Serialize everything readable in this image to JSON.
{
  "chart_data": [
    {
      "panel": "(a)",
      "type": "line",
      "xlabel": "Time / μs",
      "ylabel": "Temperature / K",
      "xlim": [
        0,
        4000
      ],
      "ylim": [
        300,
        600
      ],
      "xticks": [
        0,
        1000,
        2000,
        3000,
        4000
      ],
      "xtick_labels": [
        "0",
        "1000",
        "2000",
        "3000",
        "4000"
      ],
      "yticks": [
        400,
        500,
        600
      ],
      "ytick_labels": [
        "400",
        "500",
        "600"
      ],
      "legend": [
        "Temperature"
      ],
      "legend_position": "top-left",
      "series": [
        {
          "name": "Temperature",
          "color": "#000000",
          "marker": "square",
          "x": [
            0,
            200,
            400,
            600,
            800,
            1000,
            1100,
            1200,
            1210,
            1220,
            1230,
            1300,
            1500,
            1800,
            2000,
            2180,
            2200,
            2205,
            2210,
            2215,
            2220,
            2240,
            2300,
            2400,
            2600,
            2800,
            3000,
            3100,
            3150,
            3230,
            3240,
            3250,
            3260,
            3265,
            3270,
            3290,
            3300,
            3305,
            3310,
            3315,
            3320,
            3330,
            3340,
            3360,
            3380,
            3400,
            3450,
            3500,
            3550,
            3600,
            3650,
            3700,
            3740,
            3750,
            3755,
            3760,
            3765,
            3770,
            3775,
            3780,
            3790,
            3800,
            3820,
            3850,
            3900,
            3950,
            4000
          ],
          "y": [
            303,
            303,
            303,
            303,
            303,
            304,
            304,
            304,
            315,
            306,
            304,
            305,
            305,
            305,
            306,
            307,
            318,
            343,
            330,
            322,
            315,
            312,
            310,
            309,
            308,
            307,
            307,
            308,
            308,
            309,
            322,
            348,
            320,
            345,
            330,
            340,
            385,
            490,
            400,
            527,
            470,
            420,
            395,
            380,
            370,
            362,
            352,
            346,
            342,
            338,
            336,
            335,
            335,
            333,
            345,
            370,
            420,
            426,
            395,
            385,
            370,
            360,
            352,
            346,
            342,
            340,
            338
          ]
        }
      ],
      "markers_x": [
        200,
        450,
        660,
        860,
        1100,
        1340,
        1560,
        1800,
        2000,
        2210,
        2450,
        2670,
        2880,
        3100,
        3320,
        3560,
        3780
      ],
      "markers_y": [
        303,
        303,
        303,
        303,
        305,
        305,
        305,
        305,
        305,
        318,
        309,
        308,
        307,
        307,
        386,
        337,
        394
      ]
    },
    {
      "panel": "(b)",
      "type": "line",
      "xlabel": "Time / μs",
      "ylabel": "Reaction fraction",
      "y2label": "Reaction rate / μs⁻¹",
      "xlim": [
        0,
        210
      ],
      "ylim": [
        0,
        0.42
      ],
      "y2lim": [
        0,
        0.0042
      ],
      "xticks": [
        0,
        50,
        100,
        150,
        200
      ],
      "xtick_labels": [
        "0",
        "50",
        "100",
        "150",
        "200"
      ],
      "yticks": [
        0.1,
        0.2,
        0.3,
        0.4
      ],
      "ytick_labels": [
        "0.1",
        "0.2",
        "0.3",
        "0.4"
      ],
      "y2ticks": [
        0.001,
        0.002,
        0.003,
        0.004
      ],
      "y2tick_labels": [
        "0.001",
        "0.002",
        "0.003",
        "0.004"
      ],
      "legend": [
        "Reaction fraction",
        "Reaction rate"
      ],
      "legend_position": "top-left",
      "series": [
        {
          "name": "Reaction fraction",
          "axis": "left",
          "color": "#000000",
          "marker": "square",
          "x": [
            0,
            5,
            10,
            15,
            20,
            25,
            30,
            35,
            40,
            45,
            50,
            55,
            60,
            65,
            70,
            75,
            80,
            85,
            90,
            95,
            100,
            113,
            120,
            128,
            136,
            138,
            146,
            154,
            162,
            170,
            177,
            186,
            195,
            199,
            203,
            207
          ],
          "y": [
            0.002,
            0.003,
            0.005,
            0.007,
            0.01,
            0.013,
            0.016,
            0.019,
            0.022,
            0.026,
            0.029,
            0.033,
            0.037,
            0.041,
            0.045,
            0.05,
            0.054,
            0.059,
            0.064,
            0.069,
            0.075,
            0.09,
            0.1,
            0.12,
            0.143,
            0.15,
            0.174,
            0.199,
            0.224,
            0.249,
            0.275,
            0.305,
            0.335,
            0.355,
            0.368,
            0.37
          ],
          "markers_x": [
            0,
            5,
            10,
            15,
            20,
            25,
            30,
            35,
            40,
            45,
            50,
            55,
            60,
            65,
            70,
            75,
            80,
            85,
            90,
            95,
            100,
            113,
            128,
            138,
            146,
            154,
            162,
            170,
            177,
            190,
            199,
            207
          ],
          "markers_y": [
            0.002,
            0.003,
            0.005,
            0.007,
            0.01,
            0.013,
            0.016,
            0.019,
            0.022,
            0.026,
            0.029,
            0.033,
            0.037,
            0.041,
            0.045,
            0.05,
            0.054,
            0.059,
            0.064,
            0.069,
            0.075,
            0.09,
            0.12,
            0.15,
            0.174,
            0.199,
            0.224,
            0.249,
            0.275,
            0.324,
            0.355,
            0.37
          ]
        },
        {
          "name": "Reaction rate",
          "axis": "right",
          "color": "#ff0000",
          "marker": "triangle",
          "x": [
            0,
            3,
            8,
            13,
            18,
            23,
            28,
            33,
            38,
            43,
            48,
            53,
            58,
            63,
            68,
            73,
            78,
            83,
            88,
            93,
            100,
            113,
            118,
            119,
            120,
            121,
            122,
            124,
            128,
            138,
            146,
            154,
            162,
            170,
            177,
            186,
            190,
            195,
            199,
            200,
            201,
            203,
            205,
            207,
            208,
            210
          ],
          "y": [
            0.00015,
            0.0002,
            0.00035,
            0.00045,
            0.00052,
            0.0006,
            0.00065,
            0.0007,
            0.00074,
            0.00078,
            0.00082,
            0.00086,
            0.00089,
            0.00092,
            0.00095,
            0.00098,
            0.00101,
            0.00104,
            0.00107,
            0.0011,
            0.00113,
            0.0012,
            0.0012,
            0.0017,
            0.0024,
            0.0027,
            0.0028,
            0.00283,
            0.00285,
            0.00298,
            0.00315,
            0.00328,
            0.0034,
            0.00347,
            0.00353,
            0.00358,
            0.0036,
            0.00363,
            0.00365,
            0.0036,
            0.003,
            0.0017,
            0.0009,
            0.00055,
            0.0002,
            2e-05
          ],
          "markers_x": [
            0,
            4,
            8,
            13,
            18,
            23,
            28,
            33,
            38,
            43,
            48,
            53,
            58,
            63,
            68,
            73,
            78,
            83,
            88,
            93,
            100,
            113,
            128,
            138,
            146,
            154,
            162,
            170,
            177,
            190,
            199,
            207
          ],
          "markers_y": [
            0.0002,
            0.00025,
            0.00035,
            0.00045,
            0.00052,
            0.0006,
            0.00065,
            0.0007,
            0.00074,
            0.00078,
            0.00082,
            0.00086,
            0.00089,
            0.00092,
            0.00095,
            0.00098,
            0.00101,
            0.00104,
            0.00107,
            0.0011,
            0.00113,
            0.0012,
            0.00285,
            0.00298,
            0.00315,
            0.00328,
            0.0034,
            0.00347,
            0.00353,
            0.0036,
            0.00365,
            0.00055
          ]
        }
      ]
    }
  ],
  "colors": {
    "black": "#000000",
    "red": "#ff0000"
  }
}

◆ ◆ ◆ ◆ ◆

» What is needed:
Transcribe each entry precisely, missing none.

» Finished task:
Serialize everything readable in this image to JSON.
{
  "chart_data": [
    {
      "panel": "(a)",
      "type": "line",
      "xlabel": "Time / μs",
      "ylabel": "Temperature / K",
      "xlim": [
        0,
        4000
      ],
      "ylim": [
        300,
        600
      ],
      "xticks": [
        0,
        1000,
        2000,
        3000,
        4000
      ],
      "xtick_labels": [
        "0",
        "1000",
        "2000",
        "3000",
        "4000"
      ],
      "yticks": [
        400,
        500,
        600
      ],
      "ytick_labels": [
        "400",
        "500",
        "600"
      ],
      "legend": [
        "Temperature"
      ],
      "legend_position": "top-left",
      "series": [
        {
          "name": "Temperature",
          "color": "#000000",
          "marker": "square",
          "x": [
            0,
            200,
            400,
            600,
            800,
            1000,
            1100,
            1200,
            1210,
            1220,
            1230,
            1300,
            1500,
            1800,
            2000,
            2180,
            2200,
            2205,
            2210,
            2215,
            2220,
            2240,
            2300,
            2400,
            2600,
            2800,
            3000,
            3100,
            3150,
            3230,
            3240,
            3250,
            3260,
            3265,
            3270,
            3290,
            3300,
            3305,
            3310,
            3315,
            3320,
            3330,
            3340,
            3360,
            3380,
            3400,
            3450,
            3500,
            3550,
            3600,
            3650,
            3700,
            3740,
            3750,
            3755,
            3760,
            3765,
            3770,
            3775,
            3780,
            3790,
            3800,
            3820,
            3850,
            3900,
            3950,
            4000
          ],
          "y": [
            303,
            303,
            303,
            303,
            303,
            304,
            304,
            304,
            315,
            306,
            304,
            305,
            305,
            305,
            306,
            307,
            318,
            343,
            330,
            322,
            315,
            312,
            310,
            309,
            308,
            307,
            307,
            308,
            308,
            309,
            322,
            348,
            320,
            345,
            330,
            340,
            385,
            490,
            400,
            527,
            470,
            420,
            395,
            380,
            370,
            362,
            352,
            346,
            342,
            338,
            336,
            335,
            335,
            333,
            345,
            370,
            420,
            426,
            395,
            385,
            370,
            360,
            352,
            346,
            342,
            340,
            338
          ]
        }
      ],
      "markers_x": [
        200,
        450,
        660,
        860,
        1100,
        1340,
        1560,
        1800,
        2000,
        2210,
        2450,
        2670,
        2880,
        3100,
        3320,
        3560,
        3780
      ],
      "markers_y": [
        303,
        303,
        303,
        303,
        305,
        305,
        305,
        305,
        305,
        318,
        309,
        308,
        307,
        307,
        386,
        337,
        394
      ]
    },
    {
      "panel": "(b)",
      "type": "line",
      "xlabel": "Time / μs",
      "ylabel": "Reaction fraction",
      "y2label": "Reaction rate / μs⁻¹",
      "xlim": [
        0,
        210
      ],
      "ylim": [
        0,
        0.42
      ],
      "y2lim": [
        0,
        0.0042
      ],
      "xticks": [
        0,
        50,
        100,
        150,
        200
      ],
      "xtick_labels": [
        "0",
        "50",
        "100",
        "150",
        "200"
      ],
      "yticks": [
        0.1,
        0.2,
        0.3,
        0.4
      ],
      "ytick_labels": [
        "0.1",
        "0.2",
        "0.3",
        "0.4"
      ],
      "y2ticks": [
        0.001,
        0.002,
        0.003,
        0.004
      ],
      "y2tick_labels": [
        "0.001",
        "0.002",
        "0.003",
        "0.004"
      ],
      "legend": [
        "Reaction fraction",
        "Reaction rate"
      ],
      "legend_position": "top-left",
      "series": [
        {
          "name": "Reaction fraction",
          "axis": "left",
          "color": "#000000",
          "marker": "square",
          "x": [
            0,
            5,
            10,
            15,
            20,
            25,
            30,
            35,
            40,
            45,
            50,
            55,
            60,
            65,
            70,
            75,
            80,
            85,
            90,
            95,
            100,
            113,
            120,
            128,
            136,
            138,
            146,
            154,
            162,
            170,
            177,
            186,
            195,
            199,
            203,
            207
          ],
          "y": [
            0.002,
            0.003,
            0.005,
            0.007,
            0.01,
            0.013,
            0.016,
            0.019,
            0.022,
            0.026,
            0.029,
            0.033,
            0.037,
            0.041,
            0.045,
            0.05,
            0.054,
            0.059,
            0.064,
            0.069,
            0.075,
            0.09,
            0.1,
            0.12,
            0.143,
            0.15,
            0.174,
            0.199,
            0.224,
            0.249,
            0.275,
            0.305,
            0.335,
            0.355,
            0.368,
            0.37
          ],
          "markers_x": [
            0,
            5,
            10,
            15,
            20,
            25,
            30,
            35,
            40,
            45,
            50,
            55,
            60,
            65,
            70,
            75,
            80,
            85,
            90,
            95,
            100,
            113,
            128,
            138,
            146,
            154,
            162,
            170,
            177,
            190,
            199,
            207
          ],
          "markers_y": [
            0.002,
            0.003,
            0.005,
            0.007,
            0.01,
            0.013,
            0.016,
            0.019,
            0.022,
            0.026,
            0.029,
            0.033,
            0.037,
            0.041,
            0.045,
            0.05,
            0.054,
            0.059,
            0.064,
            0.069,
            0.075,
            0.09,
            0.12,
            0.15,
            0.174,
            0.199,
            0.224,
            0.249,
            0.275,
            0.324,
            0.355,
            0.37
          ]
        },
        {
          "name": "Reaction rate",
          "axis": "right",
          "color": "#ff0000",
          "marker": "triangle",
          "x": [
            0,
            3,
            8,
            13,
            18,
            23,
            28,
            33,
            38,
            43,
            48,
            53,
            58,
            63,
            68,
            73,
            78,
            83,
            88,
            93,
            100,
            113,
            118,
            119,
            120,
            121,
            122,
            124,
            128,
            138,
            146,
            154,
            162,
            170,
            177,
            186,
            190,
            195,
            199,
            200,
            201,
            203,
            205,
            207,
            208,
            210
          ],
          "y": [
            0.00015,
            0.0002,
            0.00035,
            0.00045,
            0.00052,
            0.0006,
            0.00065,
            0.0007,
            0.00074,
            0.00078,
            0.00082,
            0.00086,
            0.00089,
            0.00092,
            0.00095,
            0.00098,
            0.00101,
            0.00104,
            0.00107,
            0.0011,
            0.00113,
            0.0012,
            0.0012,
            0.0017,
            0.0024,
            0.0027,
            0.0028,
            0.00283,
            0.00285,
            0.00298,
            0.00315,
            0.00328,
            0.0034,
            0.00347,
            0.00353,
            0.00358,
            0.0036,
            0.00363,
            0.00365,
            0.0036,
            0.003,
            0.0017,
            0.0009,
            0.00055,
            0.0002,
            2e-05
          ],
          "markers_x": [
            0,
            4,
            8,
            13,
            18,
            23,
            28,
            33,
            38,
            43,
            48,
            53,
            58,
            63,
            68,
            73,
            78,
            83,
            88,
            93,
            100,
            113,
            128,
            138,
            146,
            154,
            162,
            170,
            177,
            190,
            199,
            207
          ],
          "markers_y": [
            0.0002,
            0.00025,
            0.00035,
            0.00045,
            0.00052,
            0.0006,
            0.00065,
            0.0007,
            0.00074,
            0.00078,
            0.00082,
            0.00086,
            0.00089,
            0.00092,
            0.00095,
            0.00098,
            0.00101,
            0.00104,
            0.00107,
            0.0011,
            0.00113,
            0.0012,
            0.00285,
            0.00298,
            0.00315,
            0.00328,
            0.0034,
            0.00347,
            0.00353,
            0.0036,
            0.00365,
            0.00055
          ]
        }
      ]
    }
  ],
  "colors": {
    "black": "#000000",
    "red": "#ff0000"
  }
}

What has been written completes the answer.